[Record set Boundary: Start]

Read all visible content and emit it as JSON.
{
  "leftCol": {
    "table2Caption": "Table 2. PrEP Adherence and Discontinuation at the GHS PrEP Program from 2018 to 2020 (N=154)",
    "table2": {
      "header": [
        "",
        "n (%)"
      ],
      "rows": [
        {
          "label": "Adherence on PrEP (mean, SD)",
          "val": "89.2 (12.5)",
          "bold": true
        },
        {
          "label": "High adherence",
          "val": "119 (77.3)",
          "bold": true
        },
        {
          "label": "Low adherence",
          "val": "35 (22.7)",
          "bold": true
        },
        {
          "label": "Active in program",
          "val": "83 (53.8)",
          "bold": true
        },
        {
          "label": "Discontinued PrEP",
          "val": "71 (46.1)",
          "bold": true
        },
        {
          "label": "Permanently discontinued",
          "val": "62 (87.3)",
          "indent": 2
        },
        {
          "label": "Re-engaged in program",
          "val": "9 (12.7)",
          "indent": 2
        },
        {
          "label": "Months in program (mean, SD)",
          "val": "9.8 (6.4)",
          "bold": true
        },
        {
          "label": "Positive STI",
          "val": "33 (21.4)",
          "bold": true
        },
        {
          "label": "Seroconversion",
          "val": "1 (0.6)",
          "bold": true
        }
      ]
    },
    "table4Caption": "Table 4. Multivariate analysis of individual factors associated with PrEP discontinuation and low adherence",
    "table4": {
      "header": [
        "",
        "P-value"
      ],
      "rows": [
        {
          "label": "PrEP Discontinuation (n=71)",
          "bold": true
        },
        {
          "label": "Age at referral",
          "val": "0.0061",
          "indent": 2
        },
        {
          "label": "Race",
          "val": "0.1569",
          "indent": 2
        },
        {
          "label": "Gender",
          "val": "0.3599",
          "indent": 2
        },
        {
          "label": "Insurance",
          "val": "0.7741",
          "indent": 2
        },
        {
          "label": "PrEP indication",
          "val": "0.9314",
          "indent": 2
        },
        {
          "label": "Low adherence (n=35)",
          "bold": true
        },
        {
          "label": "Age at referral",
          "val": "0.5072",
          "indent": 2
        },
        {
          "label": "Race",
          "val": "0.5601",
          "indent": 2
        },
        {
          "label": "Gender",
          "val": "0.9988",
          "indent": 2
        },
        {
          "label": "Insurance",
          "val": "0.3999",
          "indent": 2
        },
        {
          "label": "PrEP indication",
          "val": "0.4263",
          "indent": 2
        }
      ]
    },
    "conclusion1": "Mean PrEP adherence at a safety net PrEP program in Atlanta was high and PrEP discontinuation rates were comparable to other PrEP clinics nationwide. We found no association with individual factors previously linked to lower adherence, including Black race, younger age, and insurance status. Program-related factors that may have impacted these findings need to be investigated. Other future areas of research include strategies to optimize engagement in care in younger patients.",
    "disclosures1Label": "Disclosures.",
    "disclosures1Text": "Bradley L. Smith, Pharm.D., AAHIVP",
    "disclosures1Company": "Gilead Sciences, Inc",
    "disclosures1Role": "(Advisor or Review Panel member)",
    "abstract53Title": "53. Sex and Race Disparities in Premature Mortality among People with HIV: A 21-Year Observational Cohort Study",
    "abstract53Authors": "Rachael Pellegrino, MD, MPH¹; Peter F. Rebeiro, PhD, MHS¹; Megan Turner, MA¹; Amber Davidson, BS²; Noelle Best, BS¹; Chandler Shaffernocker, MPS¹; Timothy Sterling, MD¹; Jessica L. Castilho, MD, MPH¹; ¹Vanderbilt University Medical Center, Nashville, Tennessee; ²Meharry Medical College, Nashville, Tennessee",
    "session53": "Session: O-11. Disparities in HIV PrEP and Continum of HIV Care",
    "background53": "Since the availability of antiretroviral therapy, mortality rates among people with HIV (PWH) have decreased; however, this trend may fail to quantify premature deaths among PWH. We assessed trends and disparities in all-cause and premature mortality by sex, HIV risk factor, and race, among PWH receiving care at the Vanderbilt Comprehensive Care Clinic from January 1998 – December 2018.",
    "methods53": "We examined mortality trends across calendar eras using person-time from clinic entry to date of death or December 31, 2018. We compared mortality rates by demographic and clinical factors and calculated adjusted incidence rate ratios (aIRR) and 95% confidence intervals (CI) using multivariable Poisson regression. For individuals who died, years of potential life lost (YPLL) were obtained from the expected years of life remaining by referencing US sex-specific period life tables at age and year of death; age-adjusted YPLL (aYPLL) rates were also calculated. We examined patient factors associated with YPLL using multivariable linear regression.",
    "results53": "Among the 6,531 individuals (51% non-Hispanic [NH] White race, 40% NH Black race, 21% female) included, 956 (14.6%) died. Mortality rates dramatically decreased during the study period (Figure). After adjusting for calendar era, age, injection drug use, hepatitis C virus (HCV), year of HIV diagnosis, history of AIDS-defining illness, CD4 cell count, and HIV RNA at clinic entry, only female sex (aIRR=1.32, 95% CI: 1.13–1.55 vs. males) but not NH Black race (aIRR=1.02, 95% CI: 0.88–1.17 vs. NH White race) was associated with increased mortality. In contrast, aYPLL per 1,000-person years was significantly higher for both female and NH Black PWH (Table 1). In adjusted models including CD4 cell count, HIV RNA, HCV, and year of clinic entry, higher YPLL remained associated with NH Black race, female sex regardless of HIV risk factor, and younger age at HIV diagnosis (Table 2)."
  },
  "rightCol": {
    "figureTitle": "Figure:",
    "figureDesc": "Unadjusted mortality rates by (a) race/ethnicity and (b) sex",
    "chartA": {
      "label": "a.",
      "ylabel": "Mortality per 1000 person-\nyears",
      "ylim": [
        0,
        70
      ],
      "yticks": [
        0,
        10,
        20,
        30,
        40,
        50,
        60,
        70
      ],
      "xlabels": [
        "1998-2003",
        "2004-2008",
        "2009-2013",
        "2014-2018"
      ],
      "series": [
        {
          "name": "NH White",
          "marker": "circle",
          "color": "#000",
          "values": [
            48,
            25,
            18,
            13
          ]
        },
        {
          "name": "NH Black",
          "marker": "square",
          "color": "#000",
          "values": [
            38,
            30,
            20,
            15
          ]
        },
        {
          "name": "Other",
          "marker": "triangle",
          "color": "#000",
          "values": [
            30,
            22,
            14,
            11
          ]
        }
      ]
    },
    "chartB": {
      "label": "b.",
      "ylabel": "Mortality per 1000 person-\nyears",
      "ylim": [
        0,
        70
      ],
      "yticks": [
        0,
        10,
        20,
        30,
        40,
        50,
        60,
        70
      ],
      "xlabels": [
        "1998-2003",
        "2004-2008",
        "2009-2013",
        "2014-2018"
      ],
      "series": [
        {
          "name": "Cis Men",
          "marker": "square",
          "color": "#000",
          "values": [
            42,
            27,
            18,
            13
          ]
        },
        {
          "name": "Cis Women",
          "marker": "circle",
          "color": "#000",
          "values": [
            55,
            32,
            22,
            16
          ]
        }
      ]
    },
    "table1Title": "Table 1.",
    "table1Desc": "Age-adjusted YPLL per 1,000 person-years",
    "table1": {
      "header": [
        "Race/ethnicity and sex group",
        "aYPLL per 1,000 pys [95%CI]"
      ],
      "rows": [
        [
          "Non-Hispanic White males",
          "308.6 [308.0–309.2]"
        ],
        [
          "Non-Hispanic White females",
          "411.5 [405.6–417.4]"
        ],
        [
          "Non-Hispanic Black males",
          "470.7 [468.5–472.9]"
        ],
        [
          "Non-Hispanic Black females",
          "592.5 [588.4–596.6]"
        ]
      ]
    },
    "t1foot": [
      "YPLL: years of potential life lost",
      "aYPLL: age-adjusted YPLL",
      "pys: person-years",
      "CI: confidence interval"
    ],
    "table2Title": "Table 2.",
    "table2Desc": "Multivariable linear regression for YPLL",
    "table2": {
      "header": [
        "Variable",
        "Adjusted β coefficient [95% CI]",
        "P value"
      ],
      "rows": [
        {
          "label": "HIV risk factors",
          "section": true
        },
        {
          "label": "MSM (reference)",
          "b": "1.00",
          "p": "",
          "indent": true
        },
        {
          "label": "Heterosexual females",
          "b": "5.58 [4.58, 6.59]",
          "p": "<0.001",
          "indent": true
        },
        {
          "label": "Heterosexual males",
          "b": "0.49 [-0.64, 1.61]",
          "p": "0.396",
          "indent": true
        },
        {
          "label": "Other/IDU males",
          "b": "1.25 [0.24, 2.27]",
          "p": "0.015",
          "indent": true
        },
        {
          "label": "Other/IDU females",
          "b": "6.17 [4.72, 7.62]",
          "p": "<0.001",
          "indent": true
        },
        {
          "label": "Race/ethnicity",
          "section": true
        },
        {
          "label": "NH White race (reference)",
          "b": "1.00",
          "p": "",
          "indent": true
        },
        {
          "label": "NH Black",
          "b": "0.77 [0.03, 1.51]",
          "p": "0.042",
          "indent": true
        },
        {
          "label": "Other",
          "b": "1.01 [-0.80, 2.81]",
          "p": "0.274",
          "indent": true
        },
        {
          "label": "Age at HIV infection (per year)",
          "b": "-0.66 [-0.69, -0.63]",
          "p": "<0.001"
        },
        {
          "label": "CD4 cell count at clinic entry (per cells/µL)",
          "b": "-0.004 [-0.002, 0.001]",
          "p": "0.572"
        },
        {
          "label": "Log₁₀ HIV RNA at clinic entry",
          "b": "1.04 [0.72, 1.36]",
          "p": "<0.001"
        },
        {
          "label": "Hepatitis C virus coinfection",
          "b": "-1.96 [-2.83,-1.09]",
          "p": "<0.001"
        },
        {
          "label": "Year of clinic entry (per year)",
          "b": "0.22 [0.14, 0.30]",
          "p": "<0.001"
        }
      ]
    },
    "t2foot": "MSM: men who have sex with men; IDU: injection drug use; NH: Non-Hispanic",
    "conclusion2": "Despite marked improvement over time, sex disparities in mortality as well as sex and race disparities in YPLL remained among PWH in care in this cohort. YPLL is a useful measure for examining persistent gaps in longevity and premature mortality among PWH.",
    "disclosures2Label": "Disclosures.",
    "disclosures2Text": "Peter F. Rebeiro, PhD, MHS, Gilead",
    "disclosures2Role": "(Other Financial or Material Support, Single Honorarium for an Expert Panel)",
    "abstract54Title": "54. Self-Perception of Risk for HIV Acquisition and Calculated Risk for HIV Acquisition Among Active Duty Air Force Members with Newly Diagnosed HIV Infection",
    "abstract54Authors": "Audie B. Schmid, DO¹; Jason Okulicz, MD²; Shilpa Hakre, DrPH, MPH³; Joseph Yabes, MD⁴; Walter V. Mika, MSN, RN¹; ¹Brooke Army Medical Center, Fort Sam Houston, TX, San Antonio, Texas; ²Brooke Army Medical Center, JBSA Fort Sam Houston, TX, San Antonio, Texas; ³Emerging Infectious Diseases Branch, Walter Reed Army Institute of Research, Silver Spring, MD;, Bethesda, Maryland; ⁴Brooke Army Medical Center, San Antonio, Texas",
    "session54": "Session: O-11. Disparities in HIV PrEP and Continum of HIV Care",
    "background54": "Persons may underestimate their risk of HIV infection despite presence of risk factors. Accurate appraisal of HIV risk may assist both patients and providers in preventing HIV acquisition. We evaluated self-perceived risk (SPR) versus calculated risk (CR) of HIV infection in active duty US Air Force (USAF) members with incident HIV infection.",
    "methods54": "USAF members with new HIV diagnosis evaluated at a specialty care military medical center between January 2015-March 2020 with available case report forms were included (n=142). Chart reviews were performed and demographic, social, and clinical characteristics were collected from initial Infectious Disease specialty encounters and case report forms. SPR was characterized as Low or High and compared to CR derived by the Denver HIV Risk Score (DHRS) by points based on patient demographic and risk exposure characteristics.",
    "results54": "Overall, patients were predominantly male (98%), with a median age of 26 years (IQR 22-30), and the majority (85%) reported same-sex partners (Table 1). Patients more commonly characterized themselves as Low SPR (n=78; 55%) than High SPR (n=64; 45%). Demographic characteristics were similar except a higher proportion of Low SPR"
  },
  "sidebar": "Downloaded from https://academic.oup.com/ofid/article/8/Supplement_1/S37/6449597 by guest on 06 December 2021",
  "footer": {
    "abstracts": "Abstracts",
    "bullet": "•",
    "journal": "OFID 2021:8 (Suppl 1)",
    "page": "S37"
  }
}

[Record set Boundary: End]

# Work required
Search the material above for lines containing the string "Peter", then pull them out.

# Written response
    "abstract53Authors": "Rachael Pellegrino, MD, MPH¹; Peter F. Rebeiro, PhD, MHS¹; Megan Turner, MA¹; Amber Davidson, BS²; Noelle Best, BS¹; Chandler Shaffernocker, MPS¹; Timothy Sterling, MD¹; Jessica L. Castilho, MD, MPH¹; ¹Vanderbilt University Medical Center, Nashville, Tennessee; ²Meharry Medical College, Nashville, Tennessee",
    "disclosures2Text": "Peter F. Rebeiro, PhD, MHS, Gilead",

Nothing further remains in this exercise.